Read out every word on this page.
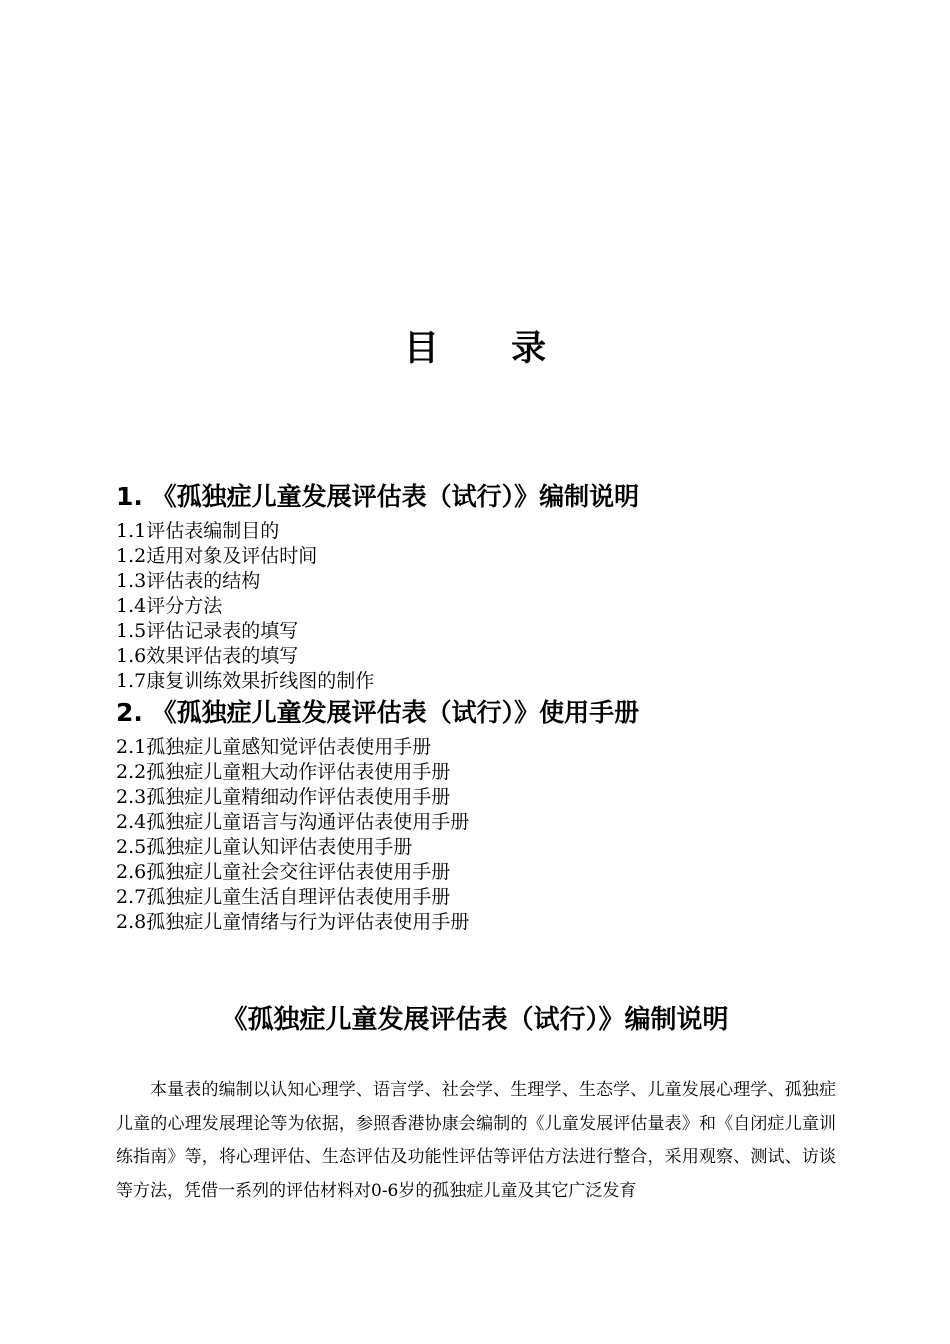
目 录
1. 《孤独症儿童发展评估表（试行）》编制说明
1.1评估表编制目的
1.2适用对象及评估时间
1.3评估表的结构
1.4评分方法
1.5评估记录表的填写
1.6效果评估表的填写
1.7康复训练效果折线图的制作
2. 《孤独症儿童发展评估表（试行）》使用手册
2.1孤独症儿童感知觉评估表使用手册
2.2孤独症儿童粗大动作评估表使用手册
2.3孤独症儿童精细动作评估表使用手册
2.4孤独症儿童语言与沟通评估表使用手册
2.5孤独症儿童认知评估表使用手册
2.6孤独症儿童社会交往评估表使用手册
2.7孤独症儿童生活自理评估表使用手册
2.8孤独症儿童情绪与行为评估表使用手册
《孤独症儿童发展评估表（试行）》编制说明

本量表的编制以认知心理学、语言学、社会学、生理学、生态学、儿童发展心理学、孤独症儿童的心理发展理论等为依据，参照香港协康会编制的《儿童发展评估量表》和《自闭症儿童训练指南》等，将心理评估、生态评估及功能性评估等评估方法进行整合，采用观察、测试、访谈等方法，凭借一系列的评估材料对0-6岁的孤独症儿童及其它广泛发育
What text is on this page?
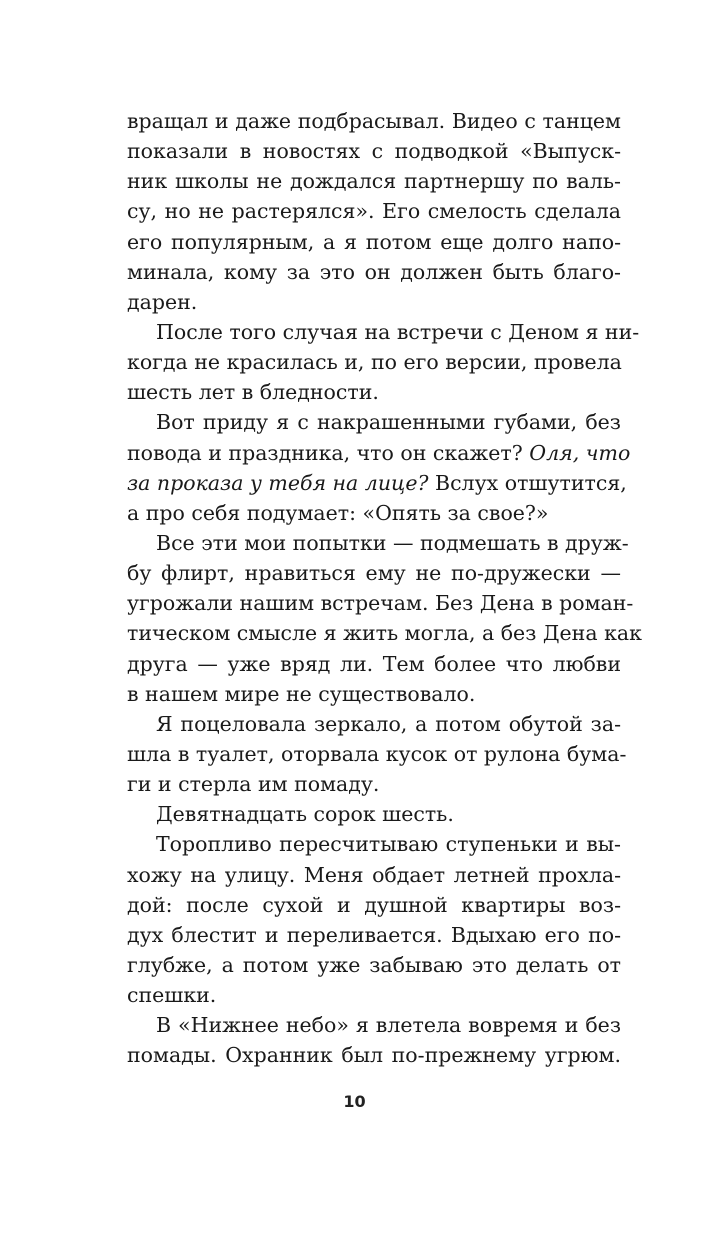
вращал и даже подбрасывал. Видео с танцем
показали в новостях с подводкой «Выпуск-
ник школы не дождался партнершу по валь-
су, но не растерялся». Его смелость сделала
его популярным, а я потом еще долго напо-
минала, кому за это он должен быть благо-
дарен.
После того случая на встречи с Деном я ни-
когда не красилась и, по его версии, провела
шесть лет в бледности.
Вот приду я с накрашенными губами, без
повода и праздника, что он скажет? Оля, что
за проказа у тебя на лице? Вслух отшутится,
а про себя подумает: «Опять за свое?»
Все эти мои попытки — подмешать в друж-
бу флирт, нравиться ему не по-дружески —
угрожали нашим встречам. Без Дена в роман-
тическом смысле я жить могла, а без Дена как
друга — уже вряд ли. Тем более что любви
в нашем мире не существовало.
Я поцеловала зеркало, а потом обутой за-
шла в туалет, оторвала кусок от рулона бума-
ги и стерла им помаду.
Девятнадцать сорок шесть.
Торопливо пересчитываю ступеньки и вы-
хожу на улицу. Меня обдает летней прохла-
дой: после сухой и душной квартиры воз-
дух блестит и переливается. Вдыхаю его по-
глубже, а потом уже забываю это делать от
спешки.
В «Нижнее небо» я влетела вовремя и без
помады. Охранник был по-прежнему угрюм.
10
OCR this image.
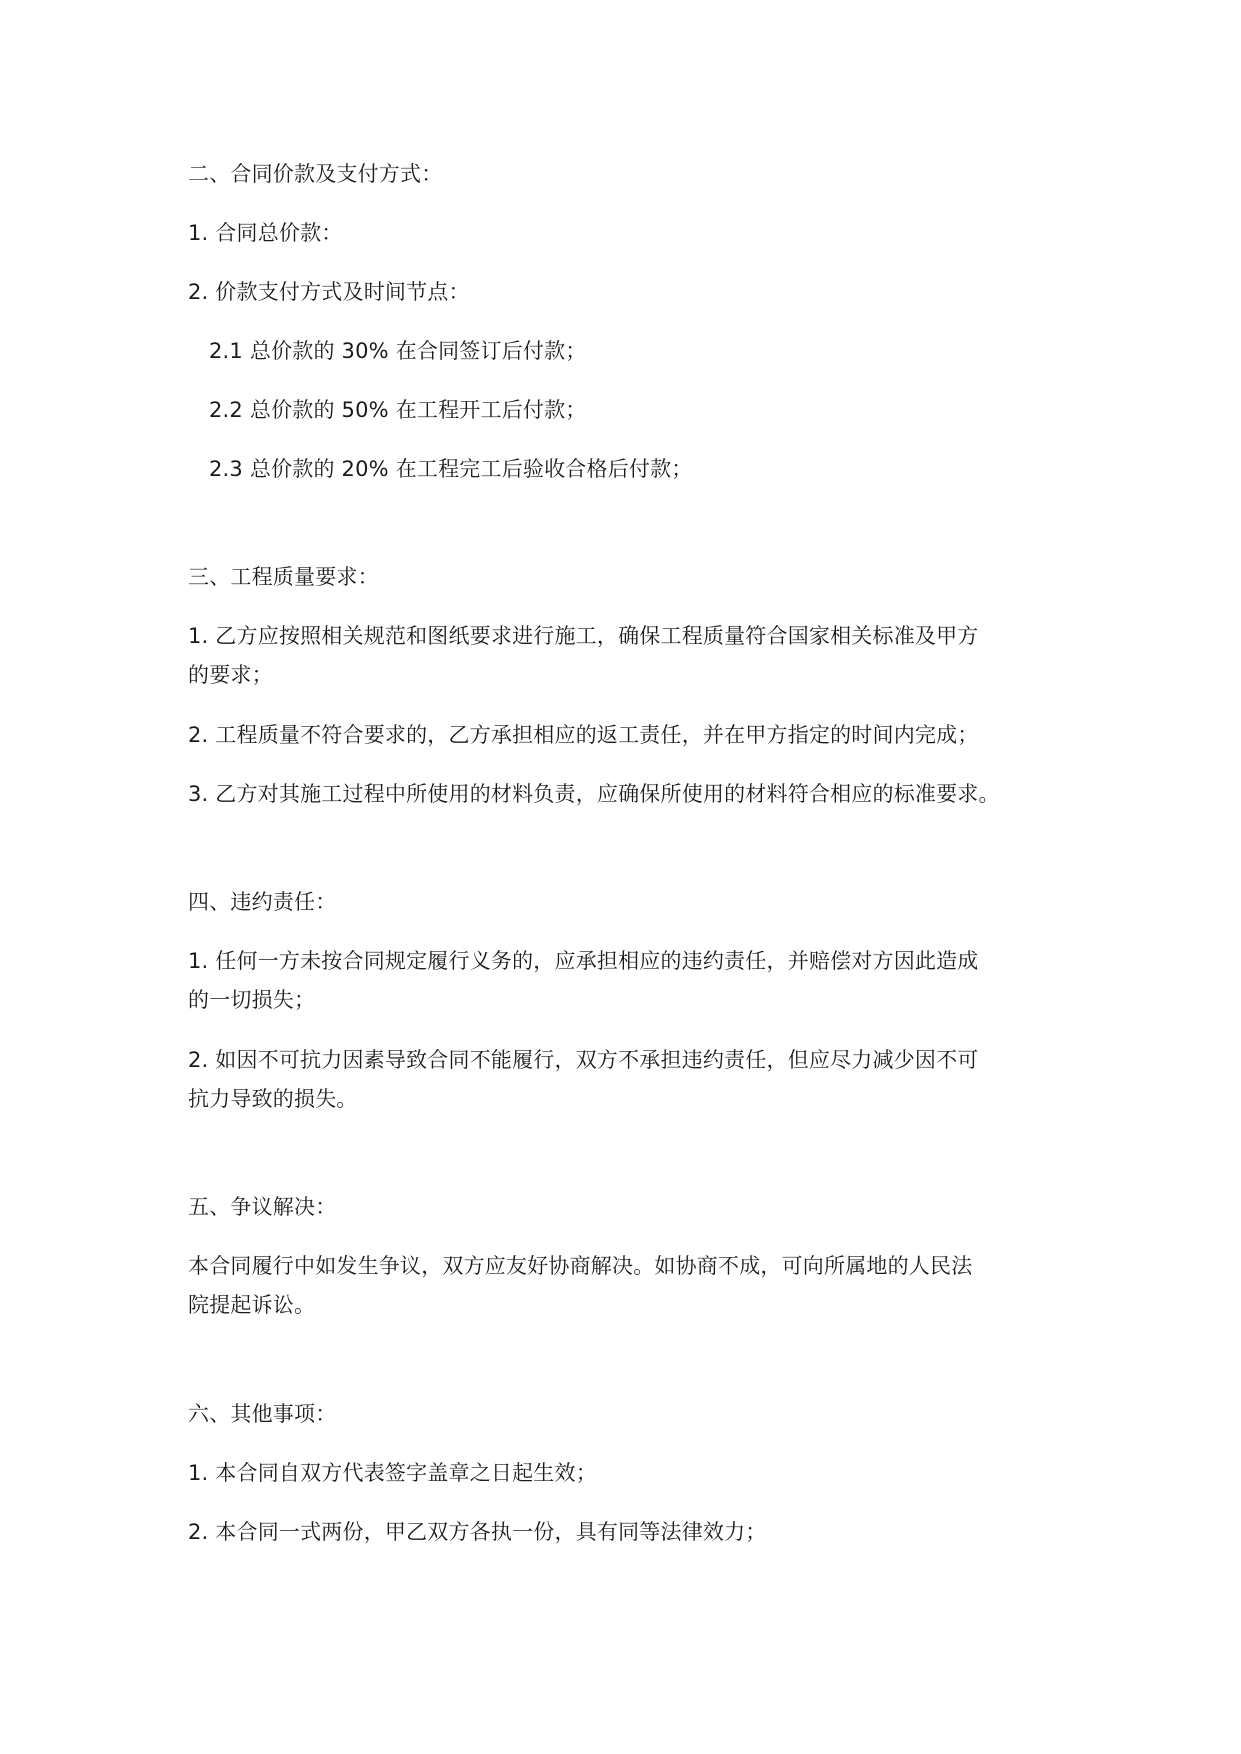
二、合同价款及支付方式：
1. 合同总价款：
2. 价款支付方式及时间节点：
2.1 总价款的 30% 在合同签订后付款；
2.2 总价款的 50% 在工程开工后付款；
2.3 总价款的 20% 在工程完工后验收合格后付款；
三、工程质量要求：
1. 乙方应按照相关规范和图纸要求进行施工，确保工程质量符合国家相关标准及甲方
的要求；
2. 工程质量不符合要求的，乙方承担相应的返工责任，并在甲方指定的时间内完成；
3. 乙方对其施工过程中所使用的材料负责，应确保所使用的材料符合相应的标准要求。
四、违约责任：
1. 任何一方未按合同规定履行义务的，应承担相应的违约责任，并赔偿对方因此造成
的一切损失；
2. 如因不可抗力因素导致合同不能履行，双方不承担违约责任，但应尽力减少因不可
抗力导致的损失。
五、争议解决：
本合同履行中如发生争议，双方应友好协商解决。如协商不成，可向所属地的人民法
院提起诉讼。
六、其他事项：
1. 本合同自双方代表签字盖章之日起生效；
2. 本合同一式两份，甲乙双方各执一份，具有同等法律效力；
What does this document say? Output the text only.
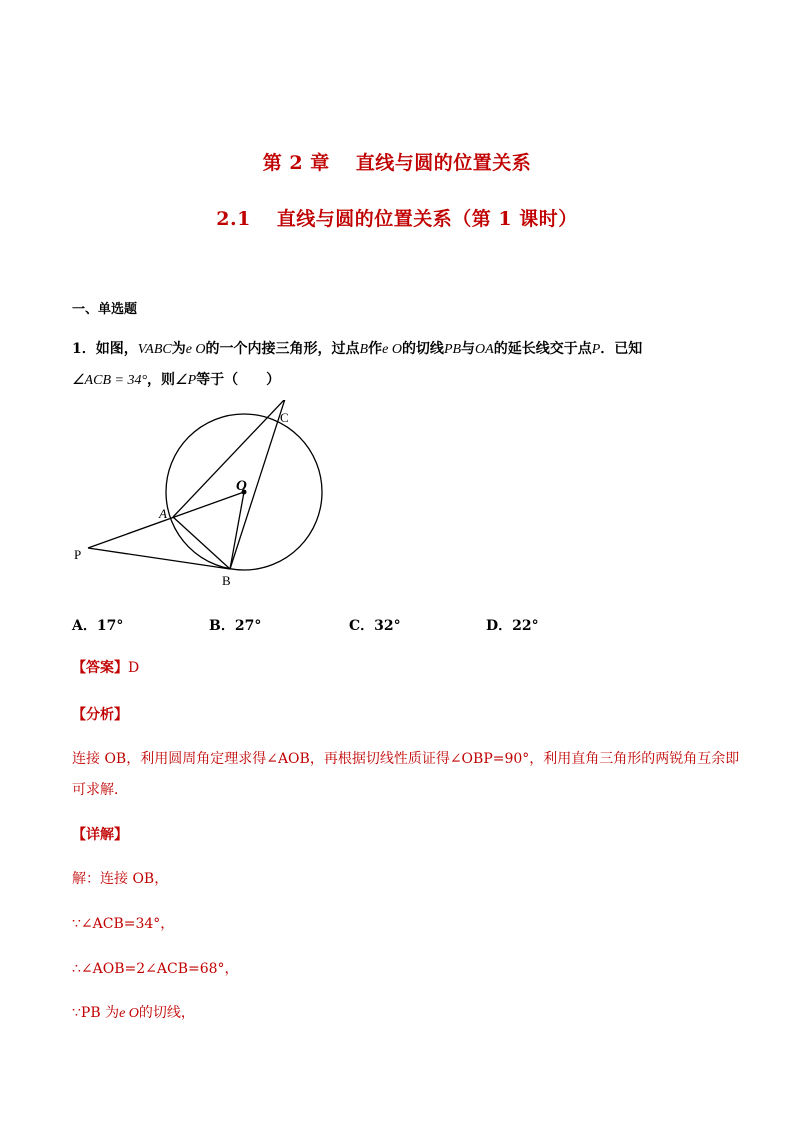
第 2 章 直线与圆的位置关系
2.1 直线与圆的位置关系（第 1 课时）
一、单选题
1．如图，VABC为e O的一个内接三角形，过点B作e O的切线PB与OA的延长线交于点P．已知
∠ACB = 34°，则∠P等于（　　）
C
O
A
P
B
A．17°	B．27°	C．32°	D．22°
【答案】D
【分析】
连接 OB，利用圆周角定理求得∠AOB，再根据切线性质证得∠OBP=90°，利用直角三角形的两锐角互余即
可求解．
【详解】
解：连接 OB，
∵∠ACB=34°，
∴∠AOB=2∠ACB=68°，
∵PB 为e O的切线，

***

Write out the records above exactly as they stand, leaving out every picture.

# EXERCISE OUTPUT
Read out every word on this page.
目 录
1. 《孤独症儿童发展评估表（试行）》编制说明
1.1评估表编制目的
1.2适用对象及评估时间
1.3评估表的结构
1.4评分方法
1.5评估记录表的填写
1.6效果评估表的填写
1.7康复训练效果折线图的制作
2. 《孤独症儿童发展评估表（试行）》使用手册
2.1孤独症儿童感知觉评估表使用手册
2.2孤独症儿童粗大动作评估表使用手册
2.3孤独症儿童精细动作评估表使用手册
2.4孤独症儿童语言与沟通评估表使用手册
2.5孤独症儿童认知评估表使用手册
2.6孤独症儿童社会交往评估表使用手册
2.7孤独症儿童生活自理评估表使用手册
2.8孤独症儿童情绪与行为评估表使用手册
《孤独症儿童发展评估表（试行）》编制说明

本量表的编制以认知心理学、语言学、社会学、生理学、生态学、儿童发展心理学、孤独症儿童的心理发展理论等为依据，参照香港协康会编制的《儿童发展评估量表》和《自闭症儿童训练指南》等，将心理评估、生态评估及功能性评估等评估方法进行整合，采用观察、测试、访谈等方法，凭借一系列的评估材料对0-6岁的孤独症儿童及其它广泛发育
What text is on this page?
вращал и даже подбрасывал. Видео с танцем
показали в новостях с подводкой «Выпуск-
ник школы не дождался партнершу по валь-
су, но не растерялся». Его смелость сделала
его популярным, а я потом еще долго напо-
минала, кому за это он должен быть благо-
дарен.
После того случая на встречи с Деном я ни-
когда не красилась и, по его версии, провела
шесть лет в бледности.
Вот приду я с накрашенными губами, без
повода и праздника, что он скажет? Оля, что
за проказа у тебя на лице? Вслух отшутится,
а про себя подумает: «Опять за свое?»
Все эти мои попытки — подмешать в друж-
бу флирт, нравиться ему не по-дружески —
угрожали нашим встречам. Без Дена в роман-
тическом смысле я жить могла, а без Дена как
друга — уже вряд ли. Тем более что любви
в нашем мире не существовало.
Я поцеловала зеркало, а потом обутой за-
шла в туалет, оторвала кусок от рулона бума-
ги и стерла им помаду.
Девятнадцать сорок шесть.
Торопливо пересчитываю ступеньки и вы-
хожу на улицу. Меня обдает летней прохла-
дой: после сухой и душной квартиры воз-
дух блестит и переливается. Вдыхаю его по-
глубже, а потом уже забываю это делать от
спешки.
В «Нижнее небо» я влетела вовремя и без
помады. Охранник был по-прежнему угрюм.
10
OCR this image.
二、合同价款及支付方式：
1. 合同总价款：
2. 价款支付方式及时间节点：
2.1 总价款的 30% 在合同签订后付款；
2.2 总价款的 50% 在工程开工后付款；
2.3 总价款的 20% 在工程完工后验收合格后付款；
三、工程质量要求：
1. 乙方应按照相关规范和图纸要求进行施工，确保工程质量符合国家相关标准及甲方
的要求；
2. 工程质量不符合要求的，乙方承担相应的返工责任，并在甲方指定的时间内完成；
3. 乙方对其施工过程中所使用的材料负责，应确保所使用的材料符合相应的标准要求。
四、违约责任：
1. 任何一方未按合同规定履行义务的，应承担相应的违约责任，并赔偿对方因此造成
的一切损失；
2. 如因不可抗力因素导致合同不能履行，双方不承担违约责任，但应尽力减少因不可
抗力导致的损失。
五、争议解决：
本合同履行中如发生争议，双方应友好协商解决。如协商不成，可向所属地的人民法
院提起诉讼。
六、其他事项：
1. 本合同自双方代表签字盖章之日起生效；
2. 本合同一式两份，甲乙双方各执一份，具有同等法律效力；
What does this document say? Output the text only.
第 2 章 直线与圆的位置关系
2.1 直线与圆的位置关系（第 1 课时）
一、单选题
1．如图，VABC为e O的一个内接三角形，过点B作e O的切线PB与OA的延长线交于点P．已知
∠ACB = 34°，则∠P等于（　　）
C
O
A
P
B
A．17°	B．27°	C．32°	D．22°
【答案】D
【分析】
连接 OB，利用圆周角定理求得∠AOB，再根据切线性质证得∠OBP=90°，利用直角三角形的两锐角互余即
可求解．
【详解】
解：连接 OB，
∵∠ACB=34°，
∴∠AOB=2∠ACB=68°，
∵PB 为e O的切线，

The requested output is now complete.